Exercise:
Hunt for the word "ponto" across the entries below, copying each line that holds it.

== Supplied entries ==

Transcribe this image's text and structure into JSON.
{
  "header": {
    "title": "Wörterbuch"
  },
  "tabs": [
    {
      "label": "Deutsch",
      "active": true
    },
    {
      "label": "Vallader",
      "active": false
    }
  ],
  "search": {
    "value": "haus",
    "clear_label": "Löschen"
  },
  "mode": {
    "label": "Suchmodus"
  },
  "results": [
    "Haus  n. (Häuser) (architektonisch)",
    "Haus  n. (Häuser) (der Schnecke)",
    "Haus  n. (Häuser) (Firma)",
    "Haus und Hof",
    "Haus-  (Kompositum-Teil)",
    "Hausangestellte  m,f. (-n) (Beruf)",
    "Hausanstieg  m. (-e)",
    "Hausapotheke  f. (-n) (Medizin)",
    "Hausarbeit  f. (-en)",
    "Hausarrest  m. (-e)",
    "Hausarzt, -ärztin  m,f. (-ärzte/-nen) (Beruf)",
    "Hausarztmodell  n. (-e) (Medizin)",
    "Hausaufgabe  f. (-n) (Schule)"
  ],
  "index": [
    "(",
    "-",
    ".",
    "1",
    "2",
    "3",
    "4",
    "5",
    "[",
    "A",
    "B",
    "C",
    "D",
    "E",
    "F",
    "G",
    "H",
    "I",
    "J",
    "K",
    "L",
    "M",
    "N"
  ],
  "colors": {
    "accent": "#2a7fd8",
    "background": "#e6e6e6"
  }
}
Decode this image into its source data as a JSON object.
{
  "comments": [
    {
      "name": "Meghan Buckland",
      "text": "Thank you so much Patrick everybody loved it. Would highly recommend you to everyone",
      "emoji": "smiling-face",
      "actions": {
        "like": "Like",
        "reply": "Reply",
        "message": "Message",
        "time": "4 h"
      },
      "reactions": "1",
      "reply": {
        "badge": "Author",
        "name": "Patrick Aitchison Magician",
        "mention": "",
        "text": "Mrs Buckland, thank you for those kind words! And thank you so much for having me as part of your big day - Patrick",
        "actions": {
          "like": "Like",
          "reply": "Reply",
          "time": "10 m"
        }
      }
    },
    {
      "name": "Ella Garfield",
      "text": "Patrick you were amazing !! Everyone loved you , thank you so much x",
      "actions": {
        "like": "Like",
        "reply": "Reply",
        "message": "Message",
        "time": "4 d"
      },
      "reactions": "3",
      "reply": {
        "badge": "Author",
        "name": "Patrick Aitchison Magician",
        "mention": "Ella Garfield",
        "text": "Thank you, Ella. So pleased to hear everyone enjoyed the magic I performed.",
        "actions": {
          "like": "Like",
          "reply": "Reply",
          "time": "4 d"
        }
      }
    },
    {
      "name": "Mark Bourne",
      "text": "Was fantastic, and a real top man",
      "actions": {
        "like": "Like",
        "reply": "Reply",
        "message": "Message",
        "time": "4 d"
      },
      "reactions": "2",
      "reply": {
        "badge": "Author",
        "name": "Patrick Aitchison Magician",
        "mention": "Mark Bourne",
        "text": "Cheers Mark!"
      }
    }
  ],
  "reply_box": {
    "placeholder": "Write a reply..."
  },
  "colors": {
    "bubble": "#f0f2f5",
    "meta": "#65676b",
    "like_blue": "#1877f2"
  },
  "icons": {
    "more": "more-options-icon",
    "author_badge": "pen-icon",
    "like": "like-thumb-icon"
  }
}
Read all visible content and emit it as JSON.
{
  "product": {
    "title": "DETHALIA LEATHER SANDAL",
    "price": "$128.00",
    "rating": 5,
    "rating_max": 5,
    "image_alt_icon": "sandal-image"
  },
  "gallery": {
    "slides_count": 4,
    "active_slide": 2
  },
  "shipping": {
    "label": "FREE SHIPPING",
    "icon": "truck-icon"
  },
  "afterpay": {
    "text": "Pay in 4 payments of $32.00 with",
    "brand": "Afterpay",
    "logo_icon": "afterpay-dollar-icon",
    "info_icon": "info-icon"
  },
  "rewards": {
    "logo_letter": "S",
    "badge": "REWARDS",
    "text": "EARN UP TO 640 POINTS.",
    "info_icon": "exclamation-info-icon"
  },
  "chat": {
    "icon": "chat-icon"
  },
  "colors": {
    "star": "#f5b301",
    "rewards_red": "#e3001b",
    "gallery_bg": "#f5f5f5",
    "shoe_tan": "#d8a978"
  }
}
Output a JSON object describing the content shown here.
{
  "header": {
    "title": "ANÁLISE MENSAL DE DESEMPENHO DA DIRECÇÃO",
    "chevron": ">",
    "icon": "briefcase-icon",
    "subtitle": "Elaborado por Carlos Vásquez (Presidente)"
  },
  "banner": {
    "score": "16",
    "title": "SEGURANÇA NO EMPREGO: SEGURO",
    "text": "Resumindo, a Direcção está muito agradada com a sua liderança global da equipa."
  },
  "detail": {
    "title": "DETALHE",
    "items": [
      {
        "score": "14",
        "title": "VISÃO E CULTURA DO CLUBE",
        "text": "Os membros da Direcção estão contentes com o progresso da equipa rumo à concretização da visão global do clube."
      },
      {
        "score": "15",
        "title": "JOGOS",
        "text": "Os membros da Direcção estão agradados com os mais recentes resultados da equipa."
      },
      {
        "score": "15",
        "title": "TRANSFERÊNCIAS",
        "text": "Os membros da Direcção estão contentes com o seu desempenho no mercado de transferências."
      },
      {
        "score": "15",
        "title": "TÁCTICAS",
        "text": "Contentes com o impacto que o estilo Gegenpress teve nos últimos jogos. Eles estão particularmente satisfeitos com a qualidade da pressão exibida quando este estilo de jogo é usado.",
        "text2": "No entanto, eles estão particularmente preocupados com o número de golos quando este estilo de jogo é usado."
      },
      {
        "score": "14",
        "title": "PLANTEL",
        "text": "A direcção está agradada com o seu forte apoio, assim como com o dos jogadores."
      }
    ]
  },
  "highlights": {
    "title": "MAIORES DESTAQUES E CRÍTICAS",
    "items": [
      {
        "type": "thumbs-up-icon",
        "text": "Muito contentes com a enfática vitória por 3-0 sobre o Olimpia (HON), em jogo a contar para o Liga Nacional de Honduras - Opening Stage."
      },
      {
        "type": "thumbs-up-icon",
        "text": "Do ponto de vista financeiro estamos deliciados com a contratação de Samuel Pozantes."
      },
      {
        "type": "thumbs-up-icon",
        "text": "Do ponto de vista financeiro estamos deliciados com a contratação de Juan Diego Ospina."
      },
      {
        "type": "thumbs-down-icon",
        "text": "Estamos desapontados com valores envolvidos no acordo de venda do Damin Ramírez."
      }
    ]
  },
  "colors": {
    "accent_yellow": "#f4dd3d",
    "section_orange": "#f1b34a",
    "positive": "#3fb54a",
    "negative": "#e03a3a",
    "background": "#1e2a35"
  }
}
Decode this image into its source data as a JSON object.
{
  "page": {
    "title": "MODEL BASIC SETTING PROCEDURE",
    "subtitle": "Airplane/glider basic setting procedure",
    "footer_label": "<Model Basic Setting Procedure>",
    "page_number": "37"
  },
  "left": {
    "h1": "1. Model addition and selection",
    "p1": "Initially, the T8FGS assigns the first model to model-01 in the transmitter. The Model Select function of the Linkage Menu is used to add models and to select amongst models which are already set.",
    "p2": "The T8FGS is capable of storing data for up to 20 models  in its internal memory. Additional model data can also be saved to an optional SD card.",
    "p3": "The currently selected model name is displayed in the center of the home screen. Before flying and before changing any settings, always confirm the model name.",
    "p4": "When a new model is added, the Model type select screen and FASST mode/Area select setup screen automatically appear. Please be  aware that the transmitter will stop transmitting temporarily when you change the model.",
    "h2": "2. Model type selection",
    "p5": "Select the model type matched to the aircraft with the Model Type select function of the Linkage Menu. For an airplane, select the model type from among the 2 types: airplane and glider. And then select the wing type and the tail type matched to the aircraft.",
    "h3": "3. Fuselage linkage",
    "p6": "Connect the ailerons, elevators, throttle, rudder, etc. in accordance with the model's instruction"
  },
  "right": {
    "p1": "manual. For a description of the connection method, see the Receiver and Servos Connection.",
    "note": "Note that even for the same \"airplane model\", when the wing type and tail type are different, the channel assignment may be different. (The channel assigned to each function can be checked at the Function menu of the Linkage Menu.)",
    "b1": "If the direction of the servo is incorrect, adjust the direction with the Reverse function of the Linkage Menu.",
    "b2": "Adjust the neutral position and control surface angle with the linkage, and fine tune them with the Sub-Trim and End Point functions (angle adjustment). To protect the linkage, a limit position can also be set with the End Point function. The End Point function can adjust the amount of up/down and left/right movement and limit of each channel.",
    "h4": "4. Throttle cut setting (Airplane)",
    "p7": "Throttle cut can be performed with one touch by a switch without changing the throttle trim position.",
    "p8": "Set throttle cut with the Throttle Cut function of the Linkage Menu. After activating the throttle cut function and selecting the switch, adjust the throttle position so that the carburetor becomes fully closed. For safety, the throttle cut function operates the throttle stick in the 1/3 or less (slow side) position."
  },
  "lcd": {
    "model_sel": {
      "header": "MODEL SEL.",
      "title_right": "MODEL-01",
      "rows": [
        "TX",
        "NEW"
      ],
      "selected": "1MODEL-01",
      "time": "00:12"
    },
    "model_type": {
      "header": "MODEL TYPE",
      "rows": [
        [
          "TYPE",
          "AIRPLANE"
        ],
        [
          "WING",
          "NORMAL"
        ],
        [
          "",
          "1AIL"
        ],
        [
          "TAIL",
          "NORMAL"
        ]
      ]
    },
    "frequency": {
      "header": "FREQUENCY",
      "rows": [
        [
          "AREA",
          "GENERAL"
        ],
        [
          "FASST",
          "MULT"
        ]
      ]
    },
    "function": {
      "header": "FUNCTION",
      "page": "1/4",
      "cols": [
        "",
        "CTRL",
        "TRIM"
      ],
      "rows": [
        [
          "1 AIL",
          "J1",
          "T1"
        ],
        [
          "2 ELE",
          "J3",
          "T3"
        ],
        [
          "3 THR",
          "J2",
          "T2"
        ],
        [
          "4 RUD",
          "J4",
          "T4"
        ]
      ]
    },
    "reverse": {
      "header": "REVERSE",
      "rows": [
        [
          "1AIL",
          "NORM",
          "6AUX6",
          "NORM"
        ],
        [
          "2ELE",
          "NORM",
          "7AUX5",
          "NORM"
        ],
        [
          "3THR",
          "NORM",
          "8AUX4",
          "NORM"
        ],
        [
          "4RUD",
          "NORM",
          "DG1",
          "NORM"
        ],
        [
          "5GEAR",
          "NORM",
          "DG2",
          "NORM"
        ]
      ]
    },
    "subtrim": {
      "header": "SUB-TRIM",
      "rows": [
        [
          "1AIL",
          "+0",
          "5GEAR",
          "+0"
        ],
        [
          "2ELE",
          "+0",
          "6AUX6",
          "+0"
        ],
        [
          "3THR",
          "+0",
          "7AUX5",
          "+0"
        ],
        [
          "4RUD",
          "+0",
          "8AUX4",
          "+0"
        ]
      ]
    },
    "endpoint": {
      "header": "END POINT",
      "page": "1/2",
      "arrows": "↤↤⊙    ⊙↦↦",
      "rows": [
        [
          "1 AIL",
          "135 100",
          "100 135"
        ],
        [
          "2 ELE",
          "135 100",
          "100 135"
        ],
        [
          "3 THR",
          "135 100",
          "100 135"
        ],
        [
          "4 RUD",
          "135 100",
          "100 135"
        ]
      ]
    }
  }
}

===

Full answer:
        "text": "Do ponto de vista financeiro estamos deliciados com a contratação de Samuel Pozantes."
        "text": "Do ponto de vista financeiro estamos deliciados com a contratação de Juan Diego Ospina."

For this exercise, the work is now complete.